BRIEF =
Write the listing out again, all of it, word for word.

________________________

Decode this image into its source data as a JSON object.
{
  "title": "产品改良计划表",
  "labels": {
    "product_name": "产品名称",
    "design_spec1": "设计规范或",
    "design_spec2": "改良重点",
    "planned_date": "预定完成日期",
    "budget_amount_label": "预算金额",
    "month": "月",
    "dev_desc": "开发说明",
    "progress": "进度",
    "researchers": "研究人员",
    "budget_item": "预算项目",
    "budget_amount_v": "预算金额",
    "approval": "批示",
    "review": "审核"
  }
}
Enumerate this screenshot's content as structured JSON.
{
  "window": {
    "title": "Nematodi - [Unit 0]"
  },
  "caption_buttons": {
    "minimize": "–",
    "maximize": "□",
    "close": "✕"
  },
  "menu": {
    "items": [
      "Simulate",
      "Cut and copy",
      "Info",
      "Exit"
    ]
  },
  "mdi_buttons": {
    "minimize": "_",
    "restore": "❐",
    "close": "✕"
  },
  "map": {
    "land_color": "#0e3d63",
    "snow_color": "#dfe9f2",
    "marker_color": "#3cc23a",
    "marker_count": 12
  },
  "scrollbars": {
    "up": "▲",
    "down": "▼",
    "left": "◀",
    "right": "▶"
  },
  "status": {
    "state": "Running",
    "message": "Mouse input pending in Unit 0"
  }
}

________________________

CORRECT RESPONSE =
Decode this image into its source data as a JSON object.
{
  "title": "产品改良计划表",
  "labels": {
    "product_name": "产品名称",
    "design_spec1": "设计规范或",
    "design_spec2": "改良重点",
    "planned_date": "预定完成日期",
    "budget_amount_label": "预算金额",
    "month": "月",
    "dev_desc": "开发说明",
    "progress": "进度",
    "researchers": "研究人员",
    "budget_item": "预算项目",
    "budget_amount_v": "预算金额",
    "approval": "批示",
    "review": "审核"
  }
}
Enumerate this screenshot's content as structured JSON.
{
  "window": {
    "title": "Nematodi - [Unit 0]"
  },
  "caption_buttons": {
    "minimize": "–",
    "maximize": "□",
    "close": "✕"
  },
  "menu": {
    "items": [
      "Simulate",
      "Cut and copy",
      "Info",
      "Exit"
    ]
  },
  "mdi_buttons": {
    "minimize": "_",
    "restore": "❐",
    "close": "✕"
  },
  "map": {
    "land_color": "#0e3d63",
    "snow_color": "#dfe9f2",
    "marker_color": "#3cc23a",
    "marker_count": 12
  },
  "scrollbars": {
    "up": "▲",
    "down": "▼",
    "left": "◀",
    "right": "▶"
  },
  "status": {
    "state": "Running",
    "message": "Mouse input pending in Unit 0"
  }
}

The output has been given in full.